### [GIVEN TASK]
Pictures aside, write out every record exactly as it appears.

### [DATASET]
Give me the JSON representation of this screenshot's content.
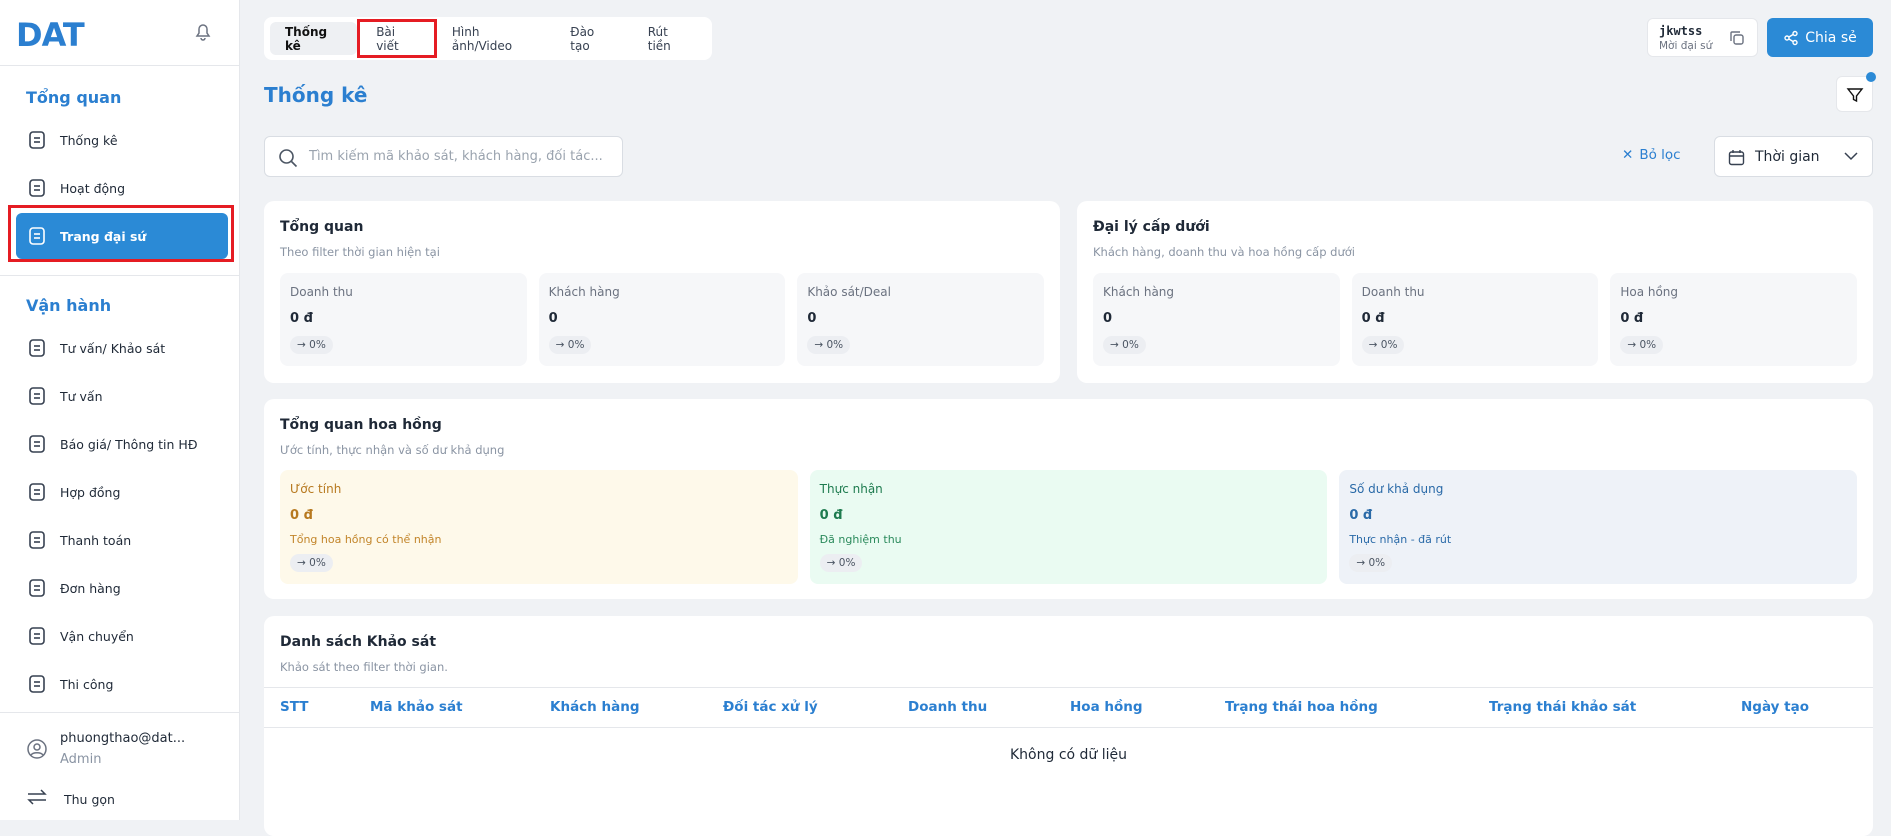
{
  "sidebar": {
    "logo": "DAT",
    "sections": [
      {
        "title": "Tổng quan",
        "items": [
          "Thống kê",
          "Hoạt động",
          "Trang đại sứ"
        ]
      },
      {
        "title": "Vận hành",
        "items": [
          "Tư vấn/ Khảo sát",
          "Tư vấn",
          "Báo giá/ Thông tin HĐ",
          "Hợp đồng",
          "Thanh toán",
          "Đơn hàng",
          "Vận chuyển",
          "Thi công"
        ]
      }
    ],
    "user": {
      "email": "phuongthao@dat...",
      "role": "Admin"
    },
    "collapse": "Thu gọn"
  },
  "tabs": [
    "Thống kê",
    "Bài viết",
    "Hình ảnh/Video",
    "Đào tạo",
    "Rút tiền"
  ],
  "referral": {
    "code": "jkwtss",
    "label": "Mời đại sứ"
  },
  "share": "Chia sẻ",
  "page_title": "Thống kê",
  "search_placeholder": "Tìm kiếm mã khảo sát, khách hàng, đối tác...",
  "filter_clear": "Bỏ lọc",
  "time_filter": "Thời gian",
  "overview": {
    "title": "Tổng quan",
    "subtitle": "Theo filter thời gian hiện tại",
    "cards": [
      {
        "label": "Doanh thu",
        "value": "0 đ",
        "change": "→ 0%"
      },
      {
        "label": "Khách hàng",
        "value": "0",
        "change": "→ 0%"
      },
      {
        "label": "Khảo sát/Deal",
        "value": "0",
        "change": "→ 0%"
      }
    ]
  },
  "sub_agents": {
    "title": "Đại lý cấp dưới",
    "subtitle": "Khách hàng, doanh thu và hoa hồng cấp dưới",
    "cards": [
      {
        "label": "Khách hàng",
        "value": "0",
        "change": "→ 0%"
      },
      {
        "label": "Doanh thu",
        "value": "0 đ",
        "change": "→ 0%"
      },
      {
        "label": "Hoa hồng",
        "value": "0 đ",
        "change": "→ 0%"
      }
    ]
  },
  "commission": {
    "title": "Tổng quan hoa hồng",
    "subtitle": "Ước tính, thực nhận và số dư khả dụng",
    "cards": [
      {
        "label": "Ước tính",
        "value": "0 đ",
        "note": "Tổng hoa hồng có thể nhận",
        "change": "→ 0%"
      },
      {
        "label": "Thực nhận",
        "value": "0 đ",
        "note": "Đã nghiệm thu",
        "change": "→ 0%"
      },
      {
        "label": "Số dư khả dụng",
        "value": "0 đ",
        "note": "Thực nhận - đã rút",
        "change": "→ 0%"
      }
    ]
  },
  "surveys": {
    "title": "Danh sách Khảo sát",
    "subtitle": "Khảo sát theo filter thời gian.",
    "columns": [
      "STT",
      "Mã khảo sát",
      "Khách hàng",
      "Đối tác xử lý",
      "Doanh thu",
      "Hoa hồng",
      "Trạng thái hoa hồng",
      "Trạng thái khảo sát",
      "Ngày tạo"
    ],
    "empty": "Không có dữ liệu"
  }
}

### [RESPONSE]
Give me the JSON representation of this screenshot's content.
{
  "sidebar": {
    "logo": "DAT",
    "sections": [
      {
        "title": "Tổng quan",
        "items": [
          "Thống kê",
          "Hoạt động",
          "Trang đại sứ"
        ]
      },
      {
        "title": "Vận hành",
        "items": [
          "Tư vấn/ Khảo sát",
          "Tư vấn",
          "Báo giá/ Thông tin HĐ",
          "Hợp đồng",
          "Thanh toán",
          "Đơn hàng",
          "Vận chuyển",
          "Thi công"
        ]
      }
    ],
    "user": {
      "email": "phuongthao@dat...",
      "role": "Admin"
    },
    "collapse": "Thu gọn"
  },
  "tabs": [
    "Thống kê",
    "Bài viết",
    "Hình ảnh/Video",
    "Đào tạo",
    "Rút tiền"
  ],
  "referral": {
    "code": "jkwtss",
    "label": "Mời đại sứ"
  },
  "share": "Chia sẻ",
  "page_title": "Thống kê",
  "search_placeholder": "Tìm kiếm mã khảo sát, khách hàng, đối tác...",
  "filter_clear": "Bỏ lọc",
  "time_filter": "Thời gian",
  "overview": {
    "title": "Tổng quan",
    "subtitle": "Theo filter thời gian hiện tại",
    "cards": [
      {
        "label": "Doanh thu",
        "value": "0 đ",
        "change": "→ 0%"
      },
      {
        "label": "Khách hàng",
        "value": "0",
        "change": "→ 0%"
      },
      {
        "label": "Khảo sát/Deal",
        "value": "0",
        "change": "→ 0%"
      }
    ]
  },
  "sub_agents": {
    "title": "Đại lý cấp dưới",
    "subtitle": "Khách hàng, doanh thu và hoa hồng cấp dưới",
    "cards": [
      {
        "label": "Khách hàng",
        "value": "0",
        "change": "→ 0%"
      },
      {
        "label": "Doanh thu",
        "value": "0 đ",
        "change": "→ 0%"
      },
      {
        "label": "Hoa hồng",
        "value": "0 đ",
        "change": "→ 0%"
      }
    ]
  },
  "commission": {
    "title": "Tổng quan hoa hồng",
    "subtitle": "Ước tính, thực nhận và số dư khả dụng",
    "cards": [
      {
        "label": "Ước tính",
        "value": "0 đ",
        "note": "Tổng hoa hồng có thể nhận",
        "change": "→ 0%"
      },
      {
        "label": "Thực nhận",
        "value": "0 đ",
        "note": "Đã nghiệm thu",
        "change": "→ 0%"
      },
      {
        "label": "Số dư khả dụng",
        "value": "0 đ",
        "note": "Thực nhận - đã rút",
        "change": "→ 0%"
      }
    ]
  },
  "surveys": {
    "title": "Danh sách Khảo sát",
    "subtitle": "Khảo sát theo filter thời gian.",
    "columns": [
      "STT",
      "Mã khảo sát",
      "Khách hàng",
      "Đối tác xử lý",
      "Doanh thu",
      "Hoa hồng",
      "Trạng thái hoa hồng",
      "Trạng thái khảo sát",
      "Ngày tạo"
    ],
    "empty": "Không có dữ liệu"
  }
}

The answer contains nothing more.